PAGE:
Tag Archives: Jack Flammiger

The Drought

The Drought

★★★

King’s Head Theatre

THE DROUGHT at the King’s Head Theatre

★★★

 

The Drought

“There’s enough that’s excellent to know that she could make this genuinely spine-chilling”

 

Writer Nina Atesh has come upon a beautiful, terrifying idea: What if the sea simply disappeared one day, drying out like a small puddle, stranding all its aquatic societies, fish and sailor alike. It captures the imagination with both the arid aesthetic of the dried-out sea, and the practical horror of being completely stranded in the middle of nowhere with no fresh water to be found. Unfortunately, it doesn’t quite come to fruition.

There’s definitely a growing sense of dread throughout, but it seems misdirected: The two last crew members on board this particular ship- the captain (Andrew Callaghan) and his loyal steward, Garson (Jack Flammiger) – busy themselves with pointless naval tasks, playing out some sense of normality, until they’re interrupted by a mysterious stranger (Caleb O’Brien), claiming to be a stranded whaler, in need only of food and water. But his motives become suspect as he tries to manipulate and turn the captain and steward against one another. The reason isn’t entirely clear- he seems to desperately want the captain’s much prized jar of sea water- but the menace he poses doesn’t seem to add up to the apparent goal.

Julia Sullivan’s set is appropriately sparse, a platform serving as Captain’s desk, topped with only a ledger, a lamp, and the precious sea water. Sullivan’s costumes have a little more flare, mirroring the bizarre contrast between the bleak, lonely circumstances, and the captain’s refusal to give up his naval rituals: Garson is smartly attired in a striped blue collarless shirt, always tucked in, and similarly the captain is never without his naval jacket, scattered with what looks like glittering, gold seaweed, a sign of his eternal pledge to life at sea.

WRITTEN INSTRUCTION 1: List every cast member and creative team member credited in the review.
WRITTEN INSTRUCTION 2: Print the stretch of entries from the start of the entries through the line that contains "bullet-icon: • [116,610,121,625]", with both ends included and each line kept unchanged.
The review and the entries that follow it come from unrelated sources.

EXTRACTED ENTRIES:
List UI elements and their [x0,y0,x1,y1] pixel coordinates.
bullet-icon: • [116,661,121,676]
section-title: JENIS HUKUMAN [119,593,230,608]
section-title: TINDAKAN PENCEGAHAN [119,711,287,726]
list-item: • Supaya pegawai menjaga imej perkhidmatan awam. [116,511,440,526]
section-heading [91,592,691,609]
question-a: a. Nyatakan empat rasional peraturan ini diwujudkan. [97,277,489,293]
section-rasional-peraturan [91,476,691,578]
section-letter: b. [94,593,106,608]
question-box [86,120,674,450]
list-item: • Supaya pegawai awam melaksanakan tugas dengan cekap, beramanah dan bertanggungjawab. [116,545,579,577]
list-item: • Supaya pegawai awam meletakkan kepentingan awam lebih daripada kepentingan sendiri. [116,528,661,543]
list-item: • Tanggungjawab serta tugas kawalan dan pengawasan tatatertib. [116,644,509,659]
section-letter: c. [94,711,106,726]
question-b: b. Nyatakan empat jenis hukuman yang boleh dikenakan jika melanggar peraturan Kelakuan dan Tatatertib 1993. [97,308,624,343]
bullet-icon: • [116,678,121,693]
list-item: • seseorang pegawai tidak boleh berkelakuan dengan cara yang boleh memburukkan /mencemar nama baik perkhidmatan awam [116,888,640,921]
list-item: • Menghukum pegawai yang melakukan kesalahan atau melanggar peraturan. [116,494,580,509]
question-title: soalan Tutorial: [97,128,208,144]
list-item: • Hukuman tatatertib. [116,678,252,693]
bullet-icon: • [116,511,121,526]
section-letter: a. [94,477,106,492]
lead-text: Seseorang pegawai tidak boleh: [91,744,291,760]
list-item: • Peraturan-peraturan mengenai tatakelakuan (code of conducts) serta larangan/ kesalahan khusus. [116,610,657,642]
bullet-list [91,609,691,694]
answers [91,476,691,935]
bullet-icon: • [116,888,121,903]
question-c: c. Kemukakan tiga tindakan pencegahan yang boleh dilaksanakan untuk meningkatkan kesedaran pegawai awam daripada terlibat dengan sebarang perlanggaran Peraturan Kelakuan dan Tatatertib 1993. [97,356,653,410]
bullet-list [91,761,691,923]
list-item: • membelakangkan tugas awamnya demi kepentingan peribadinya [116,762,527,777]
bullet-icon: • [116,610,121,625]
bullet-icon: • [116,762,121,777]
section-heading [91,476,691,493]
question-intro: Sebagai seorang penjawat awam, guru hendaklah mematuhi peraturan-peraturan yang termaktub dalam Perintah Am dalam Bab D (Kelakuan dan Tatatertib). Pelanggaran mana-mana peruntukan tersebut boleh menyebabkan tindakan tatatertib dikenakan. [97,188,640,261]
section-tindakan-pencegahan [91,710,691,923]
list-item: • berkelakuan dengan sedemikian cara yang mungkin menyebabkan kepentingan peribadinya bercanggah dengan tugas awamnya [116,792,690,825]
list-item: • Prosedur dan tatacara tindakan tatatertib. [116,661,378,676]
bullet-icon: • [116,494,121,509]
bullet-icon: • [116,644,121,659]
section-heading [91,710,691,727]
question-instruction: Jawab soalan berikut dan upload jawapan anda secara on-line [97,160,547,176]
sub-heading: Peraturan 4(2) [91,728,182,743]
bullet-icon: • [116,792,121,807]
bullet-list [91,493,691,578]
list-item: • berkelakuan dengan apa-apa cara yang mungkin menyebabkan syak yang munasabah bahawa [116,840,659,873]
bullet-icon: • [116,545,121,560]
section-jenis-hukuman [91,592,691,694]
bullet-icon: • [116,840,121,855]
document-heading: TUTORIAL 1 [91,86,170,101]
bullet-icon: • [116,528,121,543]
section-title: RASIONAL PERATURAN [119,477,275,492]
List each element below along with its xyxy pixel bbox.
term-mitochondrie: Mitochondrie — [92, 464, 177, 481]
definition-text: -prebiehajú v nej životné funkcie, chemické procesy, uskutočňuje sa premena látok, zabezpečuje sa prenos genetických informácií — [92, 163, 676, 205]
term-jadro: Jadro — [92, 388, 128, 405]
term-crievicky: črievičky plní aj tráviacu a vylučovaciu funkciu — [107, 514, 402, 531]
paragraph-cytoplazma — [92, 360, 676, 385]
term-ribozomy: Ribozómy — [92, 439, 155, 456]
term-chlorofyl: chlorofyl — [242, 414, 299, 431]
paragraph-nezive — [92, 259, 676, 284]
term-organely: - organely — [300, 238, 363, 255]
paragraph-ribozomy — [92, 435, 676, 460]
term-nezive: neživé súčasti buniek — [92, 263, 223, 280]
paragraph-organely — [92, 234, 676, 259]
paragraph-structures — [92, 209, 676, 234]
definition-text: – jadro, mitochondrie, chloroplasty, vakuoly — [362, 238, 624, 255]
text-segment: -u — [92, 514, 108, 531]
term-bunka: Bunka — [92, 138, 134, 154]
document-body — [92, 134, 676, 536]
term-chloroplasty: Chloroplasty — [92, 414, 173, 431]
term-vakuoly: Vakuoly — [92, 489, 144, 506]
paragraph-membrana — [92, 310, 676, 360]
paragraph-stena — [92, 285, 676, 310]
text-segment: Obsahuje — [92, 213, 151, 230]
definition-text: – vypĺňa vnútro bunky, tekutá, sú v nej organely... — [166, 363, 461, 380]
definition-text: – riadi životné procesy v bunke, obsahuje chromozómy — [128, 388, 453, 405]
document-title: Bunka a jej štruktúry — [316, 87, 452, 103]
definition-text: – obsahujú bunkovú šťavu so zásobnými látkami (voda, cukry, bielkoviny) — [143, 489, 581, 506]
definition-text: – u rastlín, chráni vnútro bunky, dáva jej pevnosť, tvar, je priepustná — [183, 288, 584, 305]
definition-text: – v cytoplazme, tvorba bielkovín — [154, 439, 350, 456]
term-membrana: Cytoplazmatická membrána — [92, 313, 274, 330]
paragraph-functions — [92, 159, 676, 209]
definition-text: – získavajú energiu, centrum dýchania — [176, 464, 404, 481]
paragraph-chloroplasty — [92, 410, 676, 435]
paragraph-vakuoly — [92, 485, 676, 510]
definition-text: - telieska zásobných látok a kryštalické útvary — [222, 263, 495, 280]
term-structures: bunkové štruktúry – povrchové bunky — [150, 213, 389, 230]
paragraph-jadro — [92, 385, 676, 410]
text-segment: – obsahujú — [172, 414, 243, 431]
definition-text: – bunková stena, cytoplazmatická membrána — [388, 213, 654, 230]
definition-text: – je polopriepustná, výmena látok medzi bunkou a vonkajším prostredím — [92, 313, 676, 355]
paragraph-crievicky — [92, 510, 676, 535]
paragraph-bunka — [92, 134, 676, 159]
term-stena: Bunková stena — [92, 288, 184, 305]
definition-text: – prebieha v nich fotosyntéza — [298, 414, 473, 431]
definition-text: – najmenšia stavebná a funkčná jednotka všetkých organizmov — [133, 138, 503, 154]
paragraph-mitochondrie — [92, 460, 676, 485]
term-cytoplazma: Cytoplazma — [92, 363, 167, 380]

EXERCISE RESPONSE 1: Nina Atesh, Andrew Callaghan, Jack Flammiger, Caleb O'Brien, Julia Sullivan

EXERCISE RESPONSE 2:
List UI elements and their [x0,y0,x1,y1] pixel coordinates.
bullet-icon: • [116,661,121,676]
section-title: JENIS HUKUMAN [119,593,230,608]
section-title: TINDAKAN PENCEGAHAN [119,711,287,726]
list-item: • Supaya pegawai menjaga imej perkhidmatan awam. [116,511,440,526]
section-heading [91,592,691,609]
question-a: a. Nyatakan empat rasional peraturan ini diwujudkan. [97,277,489,293]
section-rasional-peraturan [91,476,691,578]
section-letter: b. [94,593,106,608]
question-box [86,120,674,450]
list-item: • Supaya pegawai awam melaksanakan tugas dengan cekap, beramanah dan bertanggungjawab. [116,545,579,577]
list-item: • Supaya pegawai awam meletakkan kepentingan awam lebih daripada kepentingan sendiri. [116,528,661,543]
list-item: • Tanggungjawab serta tugas kawalan dan pengawasan tatatertib. [116,644,509,659]
section-letter: c. [94,711,106,726]
question-b: b. Nyatakan empat jenis hukuman yang boleh dikenakan jika melanggar peraturan Kelakuan dan Tatatertib 1993. [97,308,624,343]
bullet-icon: • [116,678,121,693]
list-item: • seseorang pegawai tidak boleh berkelakuan dengan cara yang boleh memburukkan /mencemar nama baik perkhidmatan awam [116,888,640,921]
list-item: • Menghukum pegawai yang melakukan kesalahan atau melanggar peraturan. [116,494,580,509]
question-title: soalan Tutorial: [97,128,208,144]
list-item: • Hukuman tatatertib. [116,678,252,693]
bullet-icon: • [116,511,121,526]
section-letter: a. [94,477,106,492]
lead-text: Seseorang pegawai tidak boleh: [91,744,291,760]
list-item: • Peraturan-peraturan mengenai tatakelakuan (code of conducts) serta larangan/ kesalahan khusus. [116,610,657,642]
bullet-list [91,609,691,694]
answers [91,476,691,935]
bullet-icon: • [116,888,121,903]
question-c: c. Kemukakan tiga tindakan pencegahan yang boleh dilaksanakan untuk meningkatkan kesedaran pegawai awam daripada terlibat dengan sebarang perlanggaran Peraturan Kelakuan dan Tatatertib 1993. [97,356,653,410]
bullet-list [91,761,691,923]
list-item: • membelakangkan tugas awamnya demi kepentingan peribadinya [116,762,527,777]
bullet-icon: • [116,610,121,625]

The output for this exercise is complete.